Data extracted from a collection:

++++++++++

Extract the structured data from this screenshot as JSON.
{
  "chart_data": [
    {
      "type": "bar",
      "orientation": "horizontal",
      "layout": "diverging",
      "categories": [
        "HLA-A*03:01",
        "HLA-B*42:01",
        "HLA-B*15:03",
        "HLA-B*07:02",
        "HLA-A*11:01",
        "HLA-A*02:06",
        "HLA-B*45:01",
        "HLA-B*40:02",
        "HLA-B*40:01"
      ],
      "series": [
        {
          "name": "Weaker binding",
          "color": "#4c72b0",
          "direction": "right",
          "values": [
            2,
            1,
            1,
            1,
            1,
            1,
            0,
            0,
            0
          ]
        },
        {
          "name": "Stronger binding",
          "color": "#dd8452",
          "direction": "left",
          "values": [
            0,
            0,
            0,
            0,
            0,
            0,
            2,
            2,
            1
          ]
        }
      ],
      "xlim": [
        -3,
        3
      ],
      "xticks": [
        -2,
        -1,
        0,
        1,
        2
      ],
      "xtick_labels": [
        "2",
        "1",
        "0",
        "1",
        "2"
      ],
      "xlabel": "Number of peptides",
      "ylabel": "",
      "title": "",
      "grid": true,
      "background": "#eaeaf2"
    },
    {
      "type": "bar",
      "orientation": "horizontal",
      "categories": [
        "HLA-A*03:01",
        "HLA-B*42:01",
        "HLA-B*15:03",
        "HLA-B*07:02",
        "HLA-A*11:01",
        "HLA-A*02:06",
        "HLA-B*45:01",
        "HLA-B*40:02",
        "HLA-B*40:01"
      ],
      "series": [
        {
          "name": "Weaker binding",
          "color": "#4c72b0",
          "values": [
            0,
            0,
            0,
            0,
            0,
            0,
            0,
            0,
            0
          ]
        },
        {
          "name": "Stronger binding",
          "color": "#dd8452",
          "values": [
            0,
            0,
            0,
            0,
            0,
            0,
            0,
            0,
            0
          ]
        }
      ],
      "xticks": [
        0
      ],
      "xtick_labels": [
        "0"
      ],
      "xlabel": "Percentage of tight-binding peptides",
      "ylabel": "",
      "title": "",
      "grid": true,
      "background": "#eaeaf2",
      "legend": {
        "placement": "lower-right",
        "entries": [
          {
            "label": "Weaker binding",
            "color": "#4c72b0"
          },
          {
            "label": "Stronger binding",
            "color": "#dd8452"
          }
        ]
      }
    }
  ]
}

++++++++++

*Work instructions*
Print all records shown above, word for word.

*Task solution*
Extract the structured data from this screenshot as JSON.
{
  "chart_data": [
    {
      "type": "bar",
      "orientation": "horizontal",
      "layout": "diverging",
      "categories": [
        "HLA-A*03:01",
        "HLA-B*42:01",
        "HLA-B*15:03",
        "HLA-B*07:02",
        "HLA-A*11:01",
        "HLA-A*02:06",
        "HLA-B*45:01",
        "HLA-B*40:02",
        "HLA-B*40:01"
      ],
      "series": [
        {
          "name": "Weaker binding",
          "color": "#4c72b0",
          "direction": "right",
          "values": [
            2,
            1,
            1,
            1,
            1,
            1,
            0,
            0,
            0
          ]
        },
        {
          "name": "Stronger binding",
          "color": "#dd8452",
          "direction": "left",
          "values": [
            0,
            0,
            0,
            0,
            0,
            0,
            2,
            2,
            1
          ]
        }
      ],
      "xlim": [
        -3,
        3
      ],
      "xticks": [
        -2,
        -1,
        0,
        1,
        2
      ],
      "xtick_labels": [
        "2",
        "1",
        "0",
        "1",
        "2"
      ],
      "xlabel": "Number of peptides",
      "ylabel": "",
      "title": "",
      "grid": true,
      "background": "#eaeaf2"
    },
    {
      "type": "bar",
      "orientation": "horizontal",
      "categories": [
        "HLA-A*03:01",
        "HLA-B*42:01",
        "HLA-B*15:03",
        "HLA-B*07:02",
        "HLA-A*11:01",
        "HLA-A*02:06",
        "HLA-B*45:01",
        "HLA-B*40:02",
        "HLA-B*40:01"
      ],
      "series": [
        {
          "name": "Weaker binding",
          "color": "#4c72b0",
          "values": [
            0,
            0,
            0,
            0,
            0,
            0,
            0,
            0,
            0
          ]
        },
        {
          "name": "Stronger binding",
          "color": "#dd8452",
          "values": [
            0,
            0,
            0,
            0,
            0,
            0,
            0,
            0,
            0
          ]
        }
      ],
      "xticks": [
        0
      ],
      "xtick_labels": [
        "0"
      ],
      "xlabel": "Percentage of tight-binding peptides",
      "ylabel": "",
      "title": "",
      "grid": true,
      "background": "#eaeaf2",
      "legend": {
        "placement": "lower-right",
        "entries": [
          {
            "label": "Weaker binding",
            "color": "#4c72b0"
          },
          {
            "label": "Stronger binding",
            "color": "#dd8452"
          }
        ]
      }
    }
  ]
}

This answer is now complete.